-- begin Listing --

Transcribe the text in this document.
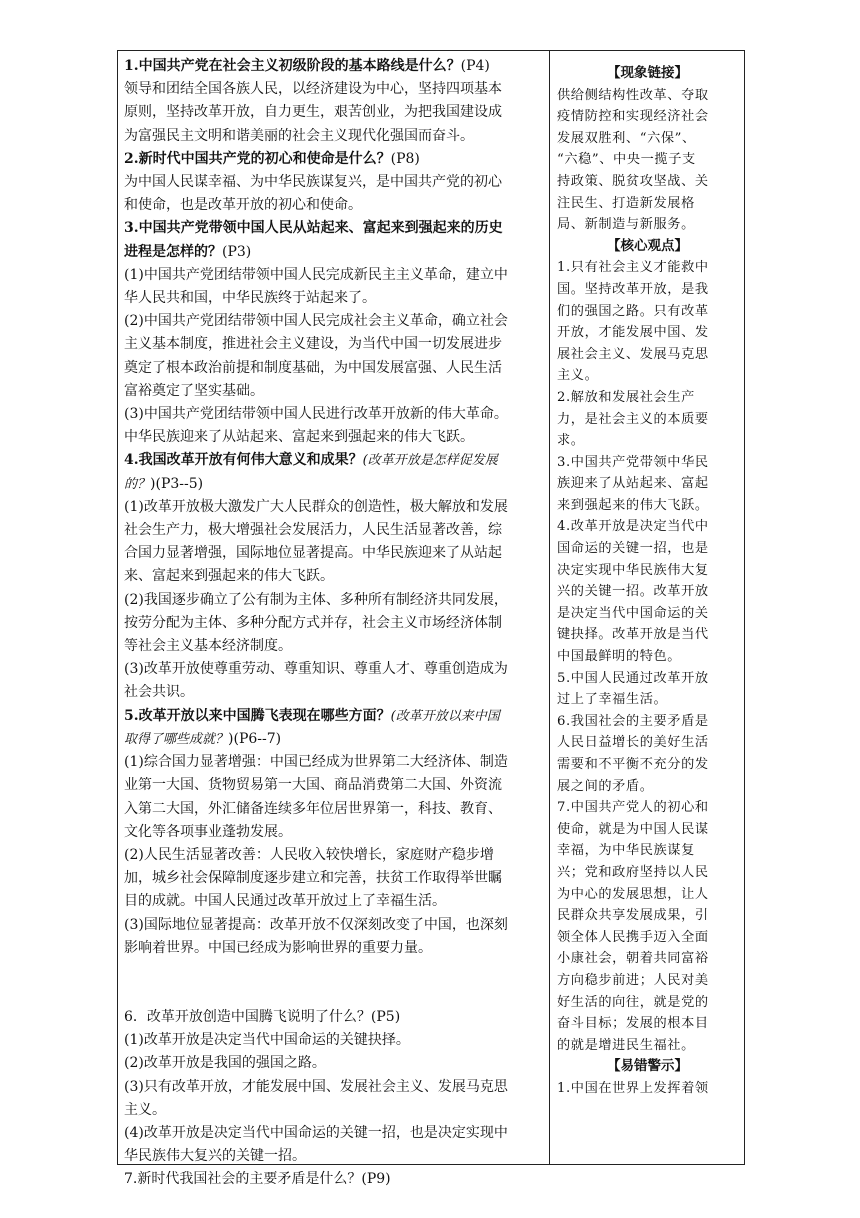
1.中国共产党在社会主义初级阶段的基本路线是什么？(P4)

领导和团结全国各族人民，以经济建设为中心，坚持四项基本

原则，坚持改革开放，自力更生，艰苦创业，为把我国建设成

为富强民主文明和谐美丽的社会主义现代化强国而奋斗。

2.新时代中国共产党的初心和使命是什么？(P8)

为中国人民谋幸福、为中华民族谋复兴，是中国共产党的初心

和使命，也是改革开放的初心和使命。

3.中国共产党带领中国人民从站起来、富起来到强起来的历史

进程是怎样的？(P3)

(1)中国共产党团结带领中国人民完成新民主主义革命，建立中

华人民共和国，中华民族终于站起来了。

(2)中国共产党团结带领中国人民完成社会主义革命，确立社会

主义基本制度，推进社会主义建设，为当代中国一切发展进步

奠定了根本政治前提和制度基础，为中国发展富强、人民生活

富裕奠定了坚实基础。

(3)中国共产党团结带领中国人民进行改革开放新的伟大革命。

中华民族迎来了从站起来、富起来到强起来的伟大飞跃。

4.我国改革开放有何伟大意义和成果？(改革开放是怎样促发展

的？)(P3--5)

(1)改革开放极大激发广大人民群众的创造性，极大解放和发展

社会生产力，极大增强社会发展活力，人民生活显著改善，综

合国力显著增强，国际地位显著提高。中华民族迎来了从站起

来、富起来到强起来的伟大飞跃。

(2)我国逐步确立了公有制为主体、多种所有制经济共同发展，

按劳分配为主体、多种分配方式并存，社会主义市场经济体制

等社会主义基本经济制度。

(3)改革开放使尊重劳动、尊重知识、尊重人才、尊重创造成为

社会共识。

5.改革开放以来中国腾飞表现在哪些方面？(改革开放以来中国

取得了哪些成就？)(P6--7)

(1)综合国力显著增强：中国已经成为世界第二大经济体、制造

业第一大国、货物贸易第一大国、商品消费第二大国、外资流

入第二大国，外汇储备连续多年位居世界第一，科技、教育、

文化等各项事业蓬勃发展。

(2)人民生活显著改善：人民收入较快增长，家庭财产稳步增

加，城乡社会保障制度逐步建立和完善，扶贫工作取得举世瞩

目的成就。中国人民通过改革开放过上了幸福生活。

(3)国际地位显著提高：改革开放不仅深刻改变了中国，也深刻

影响着世界。中国已经成为影响世界的重要力量。

6．改革开放创造中国腾飞说明了什么？(P5)

(1)改革开放是决定当代中国命运的关键抉择。

(2)改革开放是我国的强国之路。

(3)只有改革开放，才能发展中国、发展社会主义、发展马克思

主义。

(4)改革开放是决定当代中国命运的关键一招，也是决定实现中

华民族伟大复兴的关键一招。

7.新时代我国社会的主要矛盾是什么？(P9)

【现象链接】

供给侧结构性改革、夺取

疫情防控和实现经济社会

发展双胜利、“六保”、

“六稳”、中央一揽子支

持政策、脱贫攻坚战、关

注民生、打造新发展格

局、新制造与新服务。

【核心观点】

1.只有社会主义才能救中

国。坚持改革开放，是我

们的强国之路。只有改革

开放，才能发展中国、发

展社会主义、发展马克思

主义。

2.解放和发展社会生产

力，是社会主义的本质要

求。

3.中国共产党带领中华民

族迎来了从站起来、富起

来到强起来的伟大飞跃。

4.改革开放是决定当代中

国命运的关键一招，也是

决定实现中华民族伟大复

兴的关键一招。改革开放

是决定当代中国命运的关

键抉择。改革开放是当代

中国最鲜明的特色。

5.中国人民通过改革开放

过上了幸福生活。

6.我国社会的主要矛盾是

人民日益增长的美好生活

需要和不平衡不充分的发

展之间的矛盾。

7.中国共产党人的初心和

使命，就是为中国人民谋

幸福，为中华民族谋复

兴；党和政府坚持以人民

为中心的发展思想，让人

民群众共享发展成果，引

领全体人民携手迈入全面

小康社会，朝着共同富裕

方向稳步前进；人民对美

好生活的向往，就是党的

奋斗目标；发展的根本目

的就是增进民生福社。

【易错警示】

1.中国在世界上发挥着领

-- end Listing --

— Requirements —
Go through the listing above and pull out each line containing the word "富起来到强起来的伟大飞跃".

— Task result —
中华民族迎来了从站起来、富起来到强起来的伟大飞跃。
来、富起来到强起来的伟大飞跃。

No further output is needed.